* Given data *
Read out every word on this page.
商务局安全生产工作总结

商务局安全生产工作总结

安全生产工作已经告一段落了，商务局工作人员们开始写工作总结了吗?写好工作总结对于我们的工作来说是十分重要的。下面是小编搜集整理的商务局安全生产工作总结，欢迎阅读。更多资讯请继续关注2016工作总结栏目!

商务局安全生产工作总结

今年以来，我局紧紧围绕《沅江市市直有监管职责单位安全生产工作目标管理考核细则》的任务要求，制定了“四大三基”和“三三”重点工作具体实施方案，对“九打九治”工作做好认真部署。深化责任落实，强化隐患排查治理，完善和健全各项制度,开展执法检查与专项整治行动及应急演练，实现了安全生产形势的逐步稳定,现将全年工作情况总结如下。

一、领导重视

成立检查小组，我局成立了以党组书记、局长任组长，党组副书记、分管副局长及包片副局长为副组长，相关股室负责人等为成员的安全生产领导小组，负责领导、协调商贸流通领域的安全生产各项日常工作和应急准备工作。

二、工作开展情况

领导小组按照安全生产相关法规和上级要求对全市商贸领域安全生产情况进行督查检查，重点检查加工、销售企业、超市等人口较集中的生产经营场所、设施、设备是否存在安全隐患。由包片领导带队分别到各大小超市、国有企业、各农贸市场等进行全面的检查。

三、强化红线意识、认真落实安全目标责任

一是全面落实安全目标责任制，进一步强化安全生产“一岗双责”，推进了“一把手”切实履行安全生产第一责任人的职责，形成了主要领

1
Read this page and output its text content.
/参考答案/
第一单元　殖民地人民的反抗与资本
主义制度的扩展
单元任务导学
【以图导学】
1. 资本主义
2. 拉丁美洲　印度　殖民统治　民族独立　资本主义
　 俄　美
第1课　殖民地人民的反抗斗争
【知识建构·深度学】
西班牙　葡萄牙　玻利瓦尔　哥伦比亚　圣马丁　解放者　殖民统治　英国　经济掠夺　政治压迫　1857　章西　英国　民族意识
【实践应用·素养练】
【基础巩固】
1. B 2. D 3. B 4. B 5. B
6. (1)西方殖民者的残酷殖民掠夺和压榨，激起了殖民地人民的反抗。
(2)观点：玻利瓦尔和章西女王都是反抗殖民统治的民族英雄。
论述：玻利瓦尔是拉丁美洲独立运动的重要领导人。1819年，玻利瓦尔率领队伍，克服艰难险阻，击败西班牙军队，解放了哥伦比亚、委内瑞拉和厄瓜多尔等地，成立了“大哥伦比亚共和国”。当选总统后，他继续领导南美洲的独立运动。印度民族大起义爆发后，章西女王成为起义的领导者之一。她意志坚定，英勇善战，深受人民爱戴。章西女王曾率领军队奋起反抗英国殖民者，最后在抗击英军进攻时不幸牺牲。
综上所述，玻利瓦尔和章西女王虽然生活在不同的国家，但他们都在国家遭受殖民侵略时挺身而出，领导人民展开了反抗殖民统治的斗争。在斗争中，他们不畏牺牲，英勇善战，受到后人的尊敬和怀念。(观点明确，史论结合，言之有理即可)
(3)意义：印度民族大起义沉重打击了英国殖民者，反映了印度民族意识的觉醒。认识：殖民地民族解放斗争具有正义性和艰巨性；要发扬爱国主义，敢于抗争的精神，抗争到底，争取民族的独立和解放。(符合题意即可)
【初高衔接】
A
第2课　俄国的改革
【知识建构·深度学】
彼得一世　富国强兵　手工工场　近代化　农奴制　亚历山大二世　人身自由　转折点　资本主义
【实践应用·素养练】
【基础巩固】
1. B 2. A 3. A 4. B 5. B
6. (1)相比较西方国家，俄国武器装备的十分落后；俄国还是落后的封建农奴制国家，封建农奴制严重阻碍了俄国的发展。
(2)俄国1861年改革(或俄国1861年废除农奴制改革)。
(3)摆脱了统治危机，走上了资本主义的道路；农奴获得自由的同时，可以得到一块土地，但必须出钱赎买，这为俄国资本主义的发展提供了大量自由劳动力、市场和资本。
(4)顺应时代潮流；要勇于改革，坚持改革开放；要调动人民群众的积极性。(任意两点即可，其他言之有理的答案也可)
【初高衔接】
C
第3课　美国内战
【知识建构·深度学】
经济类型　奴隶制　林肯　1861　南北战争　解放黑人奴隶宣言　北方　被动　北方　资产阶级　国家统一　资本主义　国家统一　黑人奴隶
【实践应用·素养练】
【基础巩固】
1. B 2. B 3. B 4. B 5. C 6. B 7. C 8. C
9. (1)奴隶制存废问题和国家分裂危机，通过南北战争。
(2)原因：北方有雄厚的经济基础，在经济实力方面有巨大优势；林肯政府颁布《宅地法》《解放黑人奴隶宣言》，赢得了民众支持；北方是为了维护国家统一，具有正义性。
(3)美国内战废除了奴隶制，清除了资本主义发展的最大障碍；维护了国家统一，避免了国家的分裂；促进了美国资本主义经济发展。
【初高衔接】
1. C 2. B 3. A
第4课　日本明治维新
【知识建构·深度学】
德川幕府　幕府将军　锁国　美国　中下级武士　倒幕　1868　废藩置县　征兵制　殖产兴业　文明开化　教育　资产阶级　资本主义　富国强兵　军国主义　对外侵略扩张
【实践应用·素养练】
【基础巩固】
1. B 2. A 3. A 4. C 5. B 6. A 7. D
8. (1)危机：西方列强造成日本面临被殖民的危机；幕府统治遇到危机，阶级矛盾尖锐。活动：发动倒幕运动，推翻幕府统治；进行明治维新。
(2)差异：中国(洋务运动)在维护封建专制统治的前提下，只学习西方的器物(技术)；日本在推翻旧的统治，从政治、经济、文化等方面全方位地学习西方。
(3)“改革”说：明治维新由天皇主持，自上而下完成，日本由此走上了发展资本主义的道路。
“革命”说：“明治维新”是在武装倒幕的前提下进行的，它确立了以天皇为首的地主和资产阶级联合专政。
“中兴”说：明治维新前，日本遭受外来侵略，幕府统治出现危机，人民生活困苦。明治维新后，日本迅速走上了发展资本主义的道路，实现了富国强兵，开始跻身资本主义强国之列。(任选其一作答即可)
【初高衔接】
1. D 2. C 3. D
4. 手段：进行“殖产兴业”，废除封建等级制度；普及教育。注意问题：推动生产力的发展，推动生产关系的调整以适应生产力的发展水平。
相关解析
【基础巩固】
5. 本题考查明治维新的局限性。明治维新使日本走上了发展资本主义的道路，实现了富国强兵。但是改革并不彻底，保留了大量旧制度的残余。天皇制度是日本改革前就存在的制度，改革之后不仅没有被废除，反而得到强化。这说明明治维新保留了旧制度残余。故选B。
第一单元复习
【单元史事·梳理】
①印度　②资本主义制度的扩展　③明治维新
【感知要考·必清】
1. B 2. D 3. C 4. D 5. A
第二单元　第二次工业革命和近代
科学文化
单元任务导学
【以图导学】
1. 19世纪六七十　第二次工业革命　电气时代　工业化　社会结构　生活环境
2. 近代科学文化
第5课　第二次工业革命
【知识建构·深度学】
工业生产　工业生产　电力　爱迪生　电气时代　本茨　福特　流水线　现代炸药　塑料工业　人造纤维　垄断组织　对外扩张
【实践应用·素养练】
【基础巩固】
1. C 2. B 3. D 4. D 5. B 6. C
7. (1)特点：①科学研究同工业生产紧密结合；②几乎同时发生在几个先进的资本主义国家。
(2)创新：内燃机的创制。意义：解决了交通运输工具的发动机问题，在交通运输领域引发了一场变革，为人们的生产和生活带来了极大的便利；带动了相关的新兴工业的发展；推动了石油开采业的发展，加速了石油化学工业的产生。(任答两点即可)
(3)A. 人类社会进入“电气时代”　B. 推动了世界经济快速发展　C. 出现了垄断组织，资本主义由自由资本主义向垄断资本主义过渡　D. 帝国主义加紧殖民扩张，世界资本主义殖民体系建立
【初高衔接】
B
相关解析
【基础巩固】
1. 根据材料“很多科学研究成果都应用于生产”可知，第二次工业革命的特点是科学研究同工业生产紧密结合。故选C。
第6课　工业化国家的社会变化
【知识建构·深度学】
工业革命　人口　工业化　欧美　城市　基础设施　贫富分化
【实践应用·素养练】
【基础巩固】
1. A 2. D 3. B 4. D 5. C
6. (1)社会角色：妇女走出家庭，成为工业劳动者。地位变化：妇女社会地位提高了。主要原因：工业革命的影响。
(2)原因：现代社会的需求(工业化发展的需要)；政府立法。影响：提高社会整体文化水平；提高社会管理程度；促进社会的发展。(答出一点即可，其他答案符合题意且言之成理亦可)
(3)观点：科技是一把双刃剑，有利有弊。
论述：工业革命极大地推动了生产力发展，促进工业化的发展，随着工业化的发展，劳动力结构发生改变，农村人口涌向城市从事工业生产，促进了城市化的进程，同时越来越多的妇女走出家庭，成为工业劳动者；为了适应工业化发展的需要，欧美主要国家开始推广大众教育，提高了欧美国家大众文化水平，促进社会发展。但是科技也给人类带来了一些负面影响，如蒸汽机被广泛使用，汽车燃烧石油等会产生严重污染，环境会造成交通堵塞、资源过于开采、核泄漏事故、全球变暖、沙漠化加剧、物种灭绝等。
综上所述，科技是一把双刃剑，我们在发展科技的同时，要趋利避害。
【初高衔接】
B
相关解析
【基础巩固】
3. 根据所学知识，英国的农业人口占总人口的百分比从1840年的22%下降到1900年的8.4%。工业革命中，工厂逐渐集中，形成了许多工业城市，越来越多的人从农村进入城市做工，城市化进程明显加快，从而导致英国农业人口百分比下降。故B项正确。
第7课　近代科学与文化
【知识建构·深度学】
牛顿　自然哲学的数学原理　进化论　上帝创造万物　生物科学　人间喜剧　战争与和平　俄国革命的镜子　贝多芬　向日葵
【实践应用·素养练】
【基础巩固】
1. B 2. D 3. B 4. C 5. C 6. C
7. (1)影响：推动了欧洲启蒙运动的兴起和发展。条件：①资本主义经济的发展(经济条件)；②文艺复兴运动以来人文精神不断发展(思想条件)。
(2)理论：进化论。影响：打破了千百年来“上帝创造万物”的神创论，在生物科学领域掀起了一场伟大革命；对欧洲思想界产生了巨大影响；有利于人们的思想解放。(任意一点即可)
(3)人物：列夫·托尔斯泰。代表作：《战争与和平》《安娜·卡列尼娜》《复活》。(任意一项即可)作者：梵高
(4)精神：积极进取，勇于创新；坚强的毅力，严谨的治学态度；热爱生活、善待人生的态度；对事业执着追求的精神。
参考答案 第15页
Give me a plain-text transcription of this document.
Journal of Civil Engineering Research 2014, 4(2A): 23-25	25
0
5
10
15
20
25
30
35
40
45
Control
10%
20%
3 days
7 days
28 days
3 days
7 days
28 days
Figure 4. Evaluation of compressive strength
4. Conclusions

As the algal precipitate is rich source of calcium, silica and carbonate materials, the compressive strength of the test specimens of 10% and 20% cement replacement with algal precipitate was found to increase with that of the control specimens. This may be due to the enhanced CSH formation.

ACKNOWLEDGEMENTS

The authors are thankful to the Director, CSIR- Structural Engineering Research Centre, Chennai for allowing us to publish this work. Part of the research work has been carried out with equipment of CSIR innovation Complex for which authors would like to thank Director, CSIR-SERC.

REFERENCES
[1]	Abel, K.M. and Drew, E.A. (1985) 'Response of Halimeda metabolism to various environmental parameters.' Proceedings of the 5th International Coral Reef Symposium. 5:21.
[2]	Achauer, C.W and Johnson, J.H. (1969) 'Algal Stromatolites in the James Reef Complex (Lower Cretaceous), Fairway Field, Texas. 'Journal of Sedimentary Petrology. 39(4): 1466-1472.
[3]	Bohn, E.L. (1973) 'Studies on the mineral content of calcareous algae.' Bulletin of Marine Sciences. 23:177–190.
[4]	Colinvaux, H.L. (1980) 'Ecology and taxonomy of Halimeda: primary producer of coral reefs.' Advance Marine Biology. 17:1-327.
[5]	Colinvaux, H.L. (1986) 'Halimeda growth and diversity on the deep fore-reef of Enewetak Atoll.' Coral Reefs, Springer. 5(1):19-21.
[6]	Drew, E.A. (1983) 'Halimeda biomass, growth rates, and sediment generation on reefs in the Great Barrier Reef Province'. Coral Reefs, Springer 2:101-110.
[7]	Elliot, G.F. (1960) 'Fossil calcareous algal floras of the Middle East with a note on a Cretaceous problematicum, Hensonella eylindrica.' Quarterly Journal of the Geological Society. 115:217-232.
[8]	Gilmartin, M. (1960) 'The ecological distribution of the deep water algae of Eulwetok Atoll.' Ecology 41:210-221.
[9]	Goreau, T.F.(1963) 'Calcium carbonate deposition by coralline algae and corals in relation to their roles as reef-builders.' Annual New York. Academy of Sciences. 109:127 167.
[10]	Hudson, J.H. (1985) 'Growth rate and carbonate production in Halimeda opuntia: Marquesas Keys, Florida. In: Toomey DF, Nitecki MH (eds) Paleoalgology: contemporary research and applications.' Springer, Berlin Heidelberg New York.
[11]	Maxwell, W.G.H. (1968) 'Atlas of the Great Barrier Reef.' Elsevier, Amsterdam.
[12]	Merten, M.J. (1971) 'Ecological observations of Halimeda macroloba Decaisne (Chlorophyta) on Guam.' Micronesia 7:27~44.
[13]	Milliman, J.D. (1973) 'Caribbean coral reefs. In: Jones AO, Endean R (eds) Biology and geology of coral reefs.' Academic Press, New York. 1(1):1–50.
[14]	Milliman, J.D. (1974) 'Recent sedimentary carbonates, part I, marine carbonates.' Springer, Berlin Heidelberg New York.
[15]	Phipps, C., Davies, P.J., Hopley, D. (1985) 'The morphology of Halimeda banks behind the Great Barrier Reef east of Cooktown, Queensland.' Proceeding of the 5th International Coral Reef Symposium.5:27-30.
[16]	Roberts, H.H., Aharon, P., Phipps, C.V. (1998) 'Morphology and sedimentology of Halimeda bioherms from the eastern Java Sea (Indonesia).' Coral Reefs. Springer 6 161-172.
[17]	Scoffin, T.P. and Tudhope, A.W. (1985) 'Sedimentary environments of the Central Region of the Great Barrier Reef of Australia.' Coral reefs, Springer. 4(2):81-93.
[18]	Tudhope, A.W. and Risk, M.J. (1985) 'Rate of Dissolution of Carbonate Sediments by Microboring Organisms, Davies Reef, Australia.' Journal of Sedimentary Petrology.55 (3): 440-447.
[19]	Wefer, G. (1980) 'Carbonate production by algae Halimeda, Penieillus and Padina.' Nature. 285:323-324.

* Given task *
Go over the data above and copy every line that has the word "战争与和平" in it.

* Answer to this exercise *
牛顿　自然哲学的数学原理　进化论　上帝创造万物　生物科学　人间喜剧　战争与和平　俄国革命的镜子　贝多芬　向日葵
(3)人物：列夫·托尔斯泰。代表作：《战争与和平》《安娜·卡列尼娜》《复活》。(任意一项即可)作者：梵高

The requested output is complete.